*Entries*:
## Start

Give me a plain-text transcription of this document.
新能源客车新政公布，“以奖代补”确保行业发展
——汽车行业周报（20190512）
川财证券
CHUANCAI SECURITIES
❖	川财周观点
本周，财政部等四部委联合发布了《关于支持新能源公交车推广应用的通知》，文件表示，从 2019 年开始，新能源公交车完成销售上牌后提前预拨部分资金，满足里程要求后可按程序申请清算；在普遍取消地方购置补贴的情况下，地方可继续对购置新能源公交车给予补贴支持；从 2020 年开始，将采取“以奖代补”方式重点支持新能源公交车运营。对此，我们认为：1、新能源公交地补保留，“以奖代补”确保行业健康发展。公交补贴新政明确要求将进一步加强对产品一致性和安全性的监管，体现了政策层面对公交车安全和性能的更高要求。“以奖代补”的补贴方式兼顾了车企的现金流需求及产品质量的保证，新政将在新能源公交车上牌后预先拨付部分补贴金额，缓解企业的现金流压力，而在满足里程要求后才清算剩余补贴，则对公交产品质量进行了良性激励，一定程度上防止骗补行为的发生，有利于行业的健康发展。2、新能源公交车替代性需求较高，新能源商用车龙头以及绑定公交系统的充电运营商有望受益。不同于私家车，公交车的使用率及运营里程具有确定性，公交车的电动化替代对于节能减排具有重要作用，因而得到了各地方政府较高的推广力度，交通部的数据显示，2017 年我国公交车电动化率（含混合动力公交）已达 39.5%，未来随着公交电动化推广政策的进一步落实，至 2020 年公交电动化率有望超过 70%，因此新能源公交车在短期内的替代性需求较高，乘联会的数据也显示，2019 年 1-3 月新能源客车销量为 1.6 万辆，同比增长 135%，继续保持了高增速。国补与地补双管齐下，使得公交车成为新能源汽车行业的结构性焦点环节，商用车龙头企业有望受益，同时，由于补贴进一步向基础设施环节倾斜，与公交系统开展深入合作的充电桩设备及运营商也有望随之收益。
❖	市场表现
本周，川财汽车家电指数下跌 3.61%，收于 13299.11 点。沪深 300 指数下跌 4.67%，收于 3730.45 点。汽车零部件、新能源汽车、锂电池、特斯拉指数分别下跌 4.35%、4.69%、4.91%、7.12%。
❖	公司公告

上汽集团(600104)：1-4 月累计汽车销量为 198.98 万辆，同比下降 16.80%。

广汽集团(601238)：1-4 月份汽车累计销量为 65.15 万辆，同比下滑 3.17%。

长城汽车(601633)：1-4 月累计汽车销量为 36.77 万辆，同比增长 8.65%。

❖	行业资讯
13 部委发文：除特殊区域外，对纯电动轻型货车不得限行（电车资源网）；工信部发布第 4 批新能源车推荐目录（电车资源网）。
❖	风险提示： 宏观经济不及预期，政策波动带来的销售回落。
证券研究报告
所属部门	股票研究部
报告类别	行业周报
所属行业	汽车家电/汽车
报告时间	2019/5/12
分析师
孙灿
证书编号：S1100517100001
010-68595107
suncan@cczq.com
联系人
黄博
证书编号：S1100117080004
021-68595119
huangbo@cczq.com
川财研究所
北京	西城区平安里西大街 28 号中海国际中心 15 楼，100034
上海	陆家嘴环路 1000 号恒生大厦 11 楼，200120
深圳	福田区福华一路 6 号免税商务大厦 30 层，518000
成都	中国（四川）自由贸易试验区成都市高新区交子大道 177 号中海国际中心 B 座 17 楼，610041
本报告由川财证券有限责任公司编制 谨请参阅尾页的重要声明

## End

*Job*:
Each entry above is to be quoted exactly.

*Result of this task*:
Give me a plain-text transcription of this document.
新能源客车新政公布，“以奖代补”确保行业发展
——汽车行业周报（20190512）
川财证券
CHUANCAI SECURITIES
❖	川财周观点
本周，财政部等四部委联合发布了《关于支持新能源公交车推广应用的通知》，文件表示，从 2019 年开始，新能源公交车完成销售上牌后提前预拨部分资金，满足里程要求后可按程序申请清算；在普遍取消地方购置补贴的情况下，地方可继续对购置新能源公交车给予补贴支持；从 2020 年开始，将采取“以奖代补”方式重点支持新能源公交车运营。对此，我们认为：1、新能源公交地补保留，“以奖代补”确保行业健康发展。公交补贴新政明确要求将进一步加强对产品一致性和安全性的监管，体现了政策层面对公交车安全和性能的更高要求。“以奖代补”的补贴方式兼顾了车企的现金流需求及产品质量的保证，新政将在新能源公交车上牌后预先拨付部分补贴金额，缓解企业的现金流压力，而在满足里程要求后才清算剩余补贴，则对公交产品质量进行了良性激励，一定程度上防止骗补行为的发生，有利于行业的健康发展。2、新能源公交车替代性需求较高，新能源商用车龙头以及绑定公交系统的充电运营商有望受益。不同于私家车，公交车的使用率及运营里程具有确定性，公交车的电动化替代对于节能减排具有重要作用，因而得到了各地方政府较高的推广力度，交通部的数据显示，2017 年我国公交车电动化率（含混合动力公交）已达 39.5%，未来随着公交电动化推广政策的进一步落实，至 2020 年公交电动化率有望超过 70%，因此新能源公交车在短期内的替代性需求较高，乘联会的数据也显示，2019 年 1-3 月新能源客车销量为 1.6 万辆，同比增长 135%，继续保持了高增速。国补与地补双管齐下，使得公交车成为新能源汽车行业的结构性焦点环节，商用车龙头企业有望受益，同时，由于补贴进一步向基础设施环节倾斜，与公交系统开展深入合作的充电桩设备及运营商也有望随之收益。
❖	市场表现
本周，川财汽车家电指数下跌 3.61%，收于 13299.11 点。沪深 300 指数下跌 4.67%，收于 3730.45 点。汽车零部件、新能源汽车、锂电池、特斯拉指数分别下跌 4.35%、4.69%、4.91%、7.12%。
❖	公司公告

上汽集团(600104)：1-4 月累计汽车销量为 198.98 万辆，同比下降 16.80%。

广汽集团(601238)：1-4 月份汽车累计销量为 65.15 万辆，同比下滑 3.17%。

长城汽车(601633)：1-4 月累计汽车销量为 36.77 万辆，同比增长 8.65%。

❖	行业资讯
13 部委发文：除特殊区域外，对纯电动轻型货车不得限行（电车资源网）；工信部发布第 4 批新能源车推荐目录（电车资源网）。
❖	风险提示： 宏观经济不及预期，政策波动带来的销售回落。
证券研究报告
所属部门	股票研究部
报告类别	行业周报
所属行业	汽车家电/汽车
报告时间	2019/5/12
分析师
孙灿
证书编号：S1100517100001
010-68595107
suncan@cczq.com
联系人
黄博
证书编号：S1100117080004
021-68595119
huangbo@cczq.com
川财研究所
北京	西城区平安里西大街 28 号中海国际中心 15 楼，100034
上海	陆家嘴环路 1000 号恒生大厦 11 楼，200120
深圳	福田区福华一路 6 号免税商务大厦 30 层，518000
成都	中国（四川）自由贸易试验区成都市高新区交子大道 177 号中海国际中心 B 座 17 楼，610041
本报告由川财证券有限责任公司编制 谨请参阅尾页的重要声明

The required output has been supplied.